--- INFORMATION SHOWN ---

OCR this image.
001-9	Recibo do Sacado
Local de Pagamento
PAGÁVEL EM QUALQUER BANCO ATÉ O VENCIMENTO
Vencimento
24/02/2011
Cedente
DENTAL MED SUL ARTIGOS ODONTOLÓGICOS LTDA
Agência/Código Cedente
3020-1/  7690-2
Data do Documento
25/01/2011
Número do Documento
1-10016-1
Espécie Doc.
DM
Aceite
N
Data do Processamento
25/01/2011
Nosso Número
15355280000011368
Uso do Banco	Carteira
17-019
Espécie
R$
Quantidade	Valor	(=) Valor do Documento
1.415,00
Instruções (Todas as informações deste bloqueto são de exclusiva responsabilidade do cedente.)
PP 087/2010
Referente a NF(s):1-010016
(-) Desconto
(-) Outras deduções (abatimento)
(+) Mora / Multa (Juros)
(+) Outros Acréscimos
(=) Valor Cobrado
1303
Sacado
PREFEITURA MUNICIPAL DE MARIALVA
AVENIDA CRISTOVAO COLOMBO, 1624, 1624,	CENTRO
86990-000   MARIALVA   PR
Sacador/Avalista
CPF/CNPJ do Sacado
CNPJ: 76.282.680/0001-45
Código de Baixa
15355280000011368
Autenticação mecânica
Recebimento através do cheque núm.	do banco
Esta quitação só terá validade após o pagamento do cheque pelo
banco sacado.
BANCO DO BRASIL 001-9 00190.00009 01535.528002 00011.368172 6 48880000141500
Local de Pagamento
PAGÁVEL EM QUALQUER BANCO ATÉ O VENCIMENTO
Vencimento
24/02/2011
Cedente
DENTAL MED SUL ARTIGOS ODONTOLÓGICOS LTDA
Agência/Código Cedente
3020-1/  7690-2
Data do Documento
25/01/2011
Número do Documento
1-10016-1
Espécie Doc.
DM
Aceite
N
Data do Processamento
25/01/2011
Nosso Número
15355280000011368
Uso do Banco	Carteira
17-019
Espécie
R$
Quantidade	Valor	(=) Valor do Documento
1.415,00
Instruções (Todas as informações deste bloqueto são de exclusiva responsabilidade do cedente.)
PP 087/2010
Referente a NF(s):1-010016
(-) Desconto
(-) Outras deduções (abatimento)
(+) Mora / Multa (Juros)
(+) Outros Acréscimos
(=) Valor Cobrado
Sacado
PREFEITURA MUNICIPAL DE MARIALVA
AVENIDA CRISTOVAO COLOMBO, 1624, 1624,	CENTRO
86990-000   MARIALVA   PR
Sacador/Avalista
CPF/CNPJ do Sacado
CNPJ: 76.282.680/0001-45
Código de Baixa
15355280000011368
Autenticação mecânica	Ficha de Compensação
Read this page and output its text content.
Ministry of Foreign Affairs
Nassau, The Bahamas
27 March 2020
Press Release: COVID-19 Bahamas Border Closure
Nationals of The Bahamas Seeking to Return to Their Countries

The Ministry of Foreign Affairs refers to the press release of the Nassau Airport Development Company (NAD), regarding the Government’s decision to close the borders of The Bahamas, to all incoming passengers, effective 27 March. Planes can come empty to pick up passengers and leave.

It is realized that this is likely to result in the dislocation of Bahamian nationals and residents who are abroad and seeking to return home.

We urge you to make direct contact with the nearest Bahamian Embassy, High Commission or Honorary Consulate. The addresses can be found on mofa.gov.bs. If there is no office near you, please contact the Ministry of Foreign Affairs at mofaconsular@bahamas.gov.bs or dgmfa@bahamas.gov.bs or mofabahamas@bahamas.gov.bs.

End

---

## [PROBLEM REQUIREMENTS]
Beginning at the line that holds "Read this page and output its text content.", reproduce each line of the records above down to and including the last one.

## [SOLUTION TO THE EXERCISE]
Read this page and output its text content.
Ministry of Foreign Affairs
Nassau, The Bahamas
27 March 2020
Press Release: COVID-19 Bahamas Border Closure
Nationals of The Bahamas Seeking to Return to Their Countries

The Ministry of Foreign Affairs refers to the press release of the Nassau Airport Development Company (NAD), regarding the Government’s decision to close the borders of The Bahamas, to all incoming passengers, effective 27 March. Planes can come empty to pick up passengers and leave.

It is realized that this is likely to result in the dislocation of Bahamian nationals and residents who are abroad and seeking to return home.

We urge you to make direct contact with the nearest Bahamian Embassy, High Commission or Honorary Consulate. The addresses can be found on mofa.gov.bs. If there is no office near you, please contact the Ministry of Foreign Affairs at mofaconsular@bahamas.gov.bs or dgmfa@bahamas.gov.bs or mofabahamas@bahamas.gov.bs.

End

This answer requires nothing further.